* _Dataset records_:

┄┄┄┄┄┄┄┄┄┄┄┄┄┄┄┄┄┄┄┄

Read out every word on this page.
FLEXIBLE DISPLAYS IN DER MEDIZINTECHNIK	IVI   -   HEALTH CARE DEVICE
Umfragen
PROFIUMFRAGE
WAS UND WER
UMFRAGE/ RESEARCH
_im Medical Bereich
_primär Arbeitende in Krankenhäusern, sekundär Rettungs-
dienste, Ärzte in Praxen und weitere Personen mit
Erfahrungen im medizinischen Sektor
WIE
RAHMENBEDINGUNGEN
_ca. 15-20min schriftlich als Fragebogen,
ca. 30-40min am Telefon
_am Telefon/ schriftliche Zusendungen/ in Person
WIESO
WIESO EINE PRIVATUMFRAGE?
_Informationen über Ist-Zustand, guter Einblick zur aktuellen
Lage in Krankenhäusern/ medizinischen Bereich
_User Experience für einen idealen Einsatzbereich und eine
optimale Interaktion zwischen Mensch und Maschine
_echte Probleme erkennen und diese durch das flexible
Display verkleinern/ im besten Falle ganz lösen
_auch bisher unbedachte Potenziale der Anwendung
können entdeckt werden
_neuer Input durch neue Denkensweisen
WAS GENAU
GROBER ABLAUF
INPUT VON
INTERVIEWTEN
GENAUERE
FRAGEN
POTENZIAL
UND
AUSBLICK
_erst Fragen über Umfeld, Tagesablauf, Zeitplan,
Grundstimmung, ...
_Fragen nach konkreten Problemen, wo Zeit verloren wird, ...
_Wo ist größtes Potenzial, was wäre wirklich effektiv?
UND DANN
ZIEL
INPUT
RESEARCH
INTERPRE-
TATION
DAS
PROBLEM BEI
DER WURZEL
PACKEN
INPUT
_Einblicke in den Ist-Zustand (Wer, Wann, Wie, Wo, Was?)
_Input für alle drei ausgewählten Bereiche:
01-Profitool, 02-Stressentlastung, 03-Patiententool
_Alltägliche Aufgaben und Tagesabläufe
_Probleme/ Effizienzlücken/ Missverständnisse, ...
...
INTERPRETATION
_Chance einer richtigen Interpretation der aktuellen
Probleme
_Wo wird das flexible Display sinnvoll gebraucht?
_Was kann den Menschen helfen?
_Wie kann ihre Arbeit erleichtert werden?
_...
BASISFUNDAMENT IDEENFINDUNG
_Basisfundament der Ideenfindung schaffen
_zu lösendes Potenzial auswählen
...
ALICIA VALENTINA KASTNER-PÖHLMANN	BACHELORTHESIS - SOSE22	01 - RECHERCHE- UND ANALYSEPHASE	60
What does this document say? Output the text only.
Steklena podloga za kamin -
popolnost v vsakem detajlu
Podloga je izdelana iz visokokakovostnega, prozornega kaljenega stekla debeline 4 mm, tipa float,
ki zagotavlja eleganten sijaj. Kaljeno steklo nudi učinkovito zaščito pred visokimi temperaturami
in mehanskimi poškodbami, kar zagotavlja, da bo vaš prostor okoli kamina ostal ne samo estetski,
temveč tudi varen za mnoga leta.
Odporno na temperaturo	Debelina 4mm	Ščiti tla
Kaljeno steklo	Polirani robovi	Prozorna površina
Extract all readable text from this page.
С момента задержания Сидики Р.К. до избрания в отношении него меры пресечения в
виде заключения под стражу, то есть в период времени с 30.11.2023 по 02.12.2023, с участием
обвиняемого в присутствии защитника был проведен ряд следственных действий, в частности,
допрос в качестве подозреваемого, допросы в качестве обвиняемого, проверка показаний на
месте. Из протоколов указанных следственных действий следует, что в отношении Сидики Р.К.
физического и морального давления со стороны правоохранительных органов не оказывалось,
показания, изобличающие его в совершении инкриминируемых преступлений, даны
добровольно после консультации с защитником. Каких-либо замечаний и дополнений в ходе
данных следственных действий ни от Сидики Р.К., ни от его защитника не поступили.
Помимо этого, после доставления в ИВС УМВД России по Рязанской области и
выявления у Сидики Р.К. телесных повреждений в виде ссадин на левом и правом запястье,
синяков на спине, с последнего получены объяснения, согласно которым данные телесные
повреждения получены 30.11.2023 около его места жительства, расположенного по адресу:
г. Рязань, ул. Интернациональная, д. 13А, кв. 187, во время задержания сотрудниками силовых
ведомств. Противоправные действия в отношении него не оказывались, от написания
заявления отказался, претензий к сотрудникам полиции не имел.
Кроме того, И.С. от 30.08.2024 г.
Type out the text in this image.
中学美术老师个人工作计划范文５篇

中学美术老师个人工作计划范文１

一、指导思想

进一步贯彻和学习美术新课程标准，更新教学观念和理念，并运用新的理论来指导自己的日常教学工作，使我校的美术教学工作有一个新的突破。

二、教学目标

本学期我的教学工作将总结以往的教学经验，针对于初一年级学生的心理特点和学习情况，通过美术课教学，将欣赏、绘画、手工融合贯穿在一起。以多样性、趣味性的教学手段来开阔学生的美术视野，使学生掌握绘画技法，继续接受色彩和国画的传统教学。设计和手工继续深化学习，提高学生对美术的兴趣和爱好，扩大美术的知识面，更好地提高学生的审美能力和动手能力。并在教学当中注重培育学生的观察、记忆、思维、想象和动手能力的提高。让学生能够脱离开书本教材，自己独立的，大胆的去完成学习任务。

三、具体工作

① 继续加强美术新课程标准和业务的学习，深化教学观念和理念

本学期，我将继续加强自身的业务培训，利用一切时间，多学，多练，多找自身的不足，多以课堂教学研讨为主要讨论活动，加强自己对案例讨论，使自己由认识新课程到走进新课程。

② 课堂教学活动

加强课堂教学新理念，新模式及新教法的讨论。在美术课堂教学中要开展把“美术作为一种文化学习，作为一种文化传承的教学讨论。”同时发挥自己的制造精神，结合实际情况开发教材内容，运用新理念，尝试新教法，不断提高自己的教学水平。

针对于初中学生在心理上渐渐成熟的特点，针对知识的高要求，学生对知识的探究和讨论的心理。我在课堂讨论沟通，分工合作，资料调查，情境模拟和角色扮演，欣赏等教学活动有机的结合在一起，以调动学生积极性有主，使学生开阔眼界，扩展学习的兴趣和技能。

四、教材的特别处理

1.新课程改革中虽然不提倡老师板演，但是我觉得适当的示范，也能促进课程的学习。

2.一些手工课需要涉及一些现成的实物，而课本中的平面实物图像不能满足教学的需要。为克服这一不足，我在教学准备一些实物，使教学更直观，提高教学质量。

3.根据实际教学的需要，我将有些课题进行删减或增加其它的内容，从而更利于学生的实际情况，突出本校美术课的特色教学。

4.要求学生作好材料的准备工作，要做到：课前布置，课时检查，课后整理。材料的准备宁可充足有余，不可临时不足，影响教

┄┄┄┄┄┄┄┄┄┄┄┄┄┄┄┄┄┄┄┄

* _The problem_: Copy the material above back out, exactly as written.

* _Completed exercise_:
Read out every word on this page.
FLEXIBLE DISPLAYS IN DER MEDIZINTECHNIK	IVI   -   HEALTH CARE DEVICE
Umfragen
PROFIUMFRAGE
WAS UND WER
UMFRAGE/ RESEARCH
_im Medical Bereich
_primär Arbeitende in Krankenhäusern, sekundär Rettungs-
dienste, Ärzte in Praxen und weitere Personen mit
Erfahrungen im medizinischen Sektor
WIE
RAHMENBEDINGUNGEN
_ca. 15-20min schriftlich als Fragebogen,
ca. 30-40min am Telefon
_am Telefon/ schriftliche Zusendungen/ in Person
WIESO
WIESO EINE PRIVATUMFRAGE?
_Informationen über Ist-Zustand, guter Einblick zur aktuellen
Lage in Krankenhäusern/ medizinischen Bereich
_User Experience für einen idealen Einsatzbereich und eine
optimale Interaktion zwischen Mensch und Maschine
_echte Probleme erkennen und diese durch das flexible
Display verkleinern/ im besten Falle ganz lösen
_auch bisher unbedachte Potenziale der Anwendung
können entdeckt werden
_neuer Input durch neue Denkensweisen
WAS GENAU
GROBER ABLAUF
INPUT VON
INTERVIEWTEN
GENAUERE
FRAGEN
POTENZIAL
UND
AUSBLICK
_erst Fragen über Umfeld, Tagesablauf, Zeitplan,
Grundstimmung, ...
_Fragen nach konkreten Problemen, wo Zeit verloren wird, ...
_Wo ist größtes Potenzial, was wäre wirklich effektiv?
UND DANN
ZIEL
INPUT
RESEARCH
INTERPRE-
TATION
DAS
PROBLEM BEI
DER WURZEL
PACKEN
INPUT
_Einblicke in den Ist-Zustand (Wer, Wann, Wie, Wo, Was?)
_Input für alle drei ausgewählten Bereiche:
01-Profitool, 02-Stressentlastung, 03-Patiententool
_Alltägliche Aufgaben und Tagesabläufe
_Probleme/ Effizienzlücken/ Missverständnisse, ...
...
INTERPRETATION
_Chance einer richtigen Interpretation der aktuellen
Probleme
_Wo wird das flexible Display sinnvoll gebraucht?
_Was kann den Menschen helfen?
_Wie kann ihre Arbeit erleichtert werden?
_...
BASISFUNDAMENT IDEENFINDUNG
_Basisfundament der Ideenfindung schaffen
_zu lösendes Potenzial auswählen
...
ALICIA VALENTINA KASTNER-PÖHLMANN	BACHELORTHESIS - SOSE22	01 - RECHERCHE- UND ANALYSEPHASE	60
What does this document say? Output the text only.
Steklena podloga za kamin -
popolnost v vsakem detajlu
Podloga je izdelana iz visokokakovostnega, prozornega kaljenega stekla debeline 4 mm, tipa float,
ki zagotavlja eleganten sijaj. Kaljeno steklo nudi učinkovito zaščito pred visokimi temperaturami
in mehanskimi poškodbami, kar zagotavlja, da bo vaš prostor okoli kamina ostal ne samo estetski,
temveč tudi varen za mnoga leta.
Odporno na temperaturo	Debelina 4mm	Ščiti tla
Kaljeno steklo	Polirani robovi	Prozorna površina
Extract all readable text from this page.
С момента задержания Сидики Р.К. до избрания в отношении него меры пресечения в
виде заключения под стражу, то есть в период времени с 30.11.2023 по 02.12.2023, с участием
обвиняемого в присутствии защитника был проведен ряд следственных действий, в частности,
допрос в качестве подозреваемого, допросы в качестве обвиняемого, проверка показаний на
месте. Из протоколов указанных следственных действий следует, что в отношении Сидики Р.К.
физического и морального давления со стороны правоохранительных органов не оказывалось,
показания, изобличающие его в совершении инкриминируемых преступлений, даны
добровольно после консультации с защитником. Каких-либо замечаний и дополнений в ходе
данных следственных действий ни от Сидики Р.К., ни от его защитника не поступили.
Помимо этого, после доставления в ИВС УМВД России по Рязанской области и
выявления у Сидики Р.К. телесных повреждений в виде ссадин на левом и правом запястье,
синяков на спине, с последнего получены объяснения, согласно которым данные телесные
повреждения получены 30.11.2023 около его места жительства, расположенного по адресу:
г. Рязань, ул. Интернациональная, д. 13А, кв. 187, во время задержания сотрудниками силовых
ведомств. Противоправные действия в отношении него не оказывались, от написания
заявления отказался, претензий к сотрудникам полиции не имел.
Кроме того, И.С. от 30.08.2024 г.
Type out the text in this image.
中学美术老师个人工作计划范文５篇

中学美术老师个人工作计划范文１

一、指导思想

进一步贯彻和学习美术新课程标准，更新教学观念和理念，并运用新的理论来指导自己的日常教学工作，使我校的美术教学工作有一个新的突破。

二、教学目标

本学期我的教学工作将总结以往的教学经验，针对于初一年级学生的心理特点和学习情况，通过美术课教学，将欣赏、绘画、手工融合贯穿在一起。以多样性、趣味性的教学手段来开阔学生的美术视野，使学生掌握绘画技法，继续接受色彩和国画的传统教学。设计和手工继续深化学习，提高学生对美术的兴趣和爱好，扩大美术的知识面，更好地提高学生的审美能力和动手能力。并在教学当中注重培育学生的观察、记忆、思维、想象和动手能力的提高。让学生能够脱离开书本教材，自己独立的，大胆的去完成学习任务。

三、具体工作

① 继续加强美术新课程标准和业务的学习，深化教学观念和理念

本学期，我将继续加强自身的业务培训，利用一切时间，多学，多练，多找自身的不足，多以课堂教学研讨为主要讨论活动，加强自己对案例讨论，使自己由认识新课程到走进新课程。

② 课堂教学活动

加强课堂教学新理念，新模式及新教法的讨论。在美术课堂教学中要开展把“美术作为一种文化学习，作为一种文化传承的教学讨论。”同时发挥自己的制造精神，结合实际情况开发教材内容，运用新理念，尝试新教法，不断提高自己的教学水平。

针对于初中学生在心理上渐渐成熟的特点，针对知识的高要求，学生对知识的探究和讨论的心理。我在课堂讨论沟通，分工合作，资料调查，情境模拟和角色扮演，欣赏等教学活动有机的结合在一起，以调动学生积极性有主，使学生开阔眼界，扩展学习的兴趣和技能。

四、教材的特别处理

1.新课程改革中虽然不提倡老师板演，但是我觉得适当的示范，也能促进课程的学习。

2.一些手工课需要涉及一些现成的实物，而课本中的平面实物图像不能满足教学的需要。为克服这一不足，我在教学准备一些实物，使教学更直观，提高教学质量。

3.根据实际教学的需要，我将有些课题进行删减或增加其它的内容，从而更利于学生的实际情况，突出本校美术课的特色教学。

4.要求学生作好材料的准备工作，要做到：课前布置，课时检查，课后整理。材料的准备宁可充足有余，不可临时不足，影响教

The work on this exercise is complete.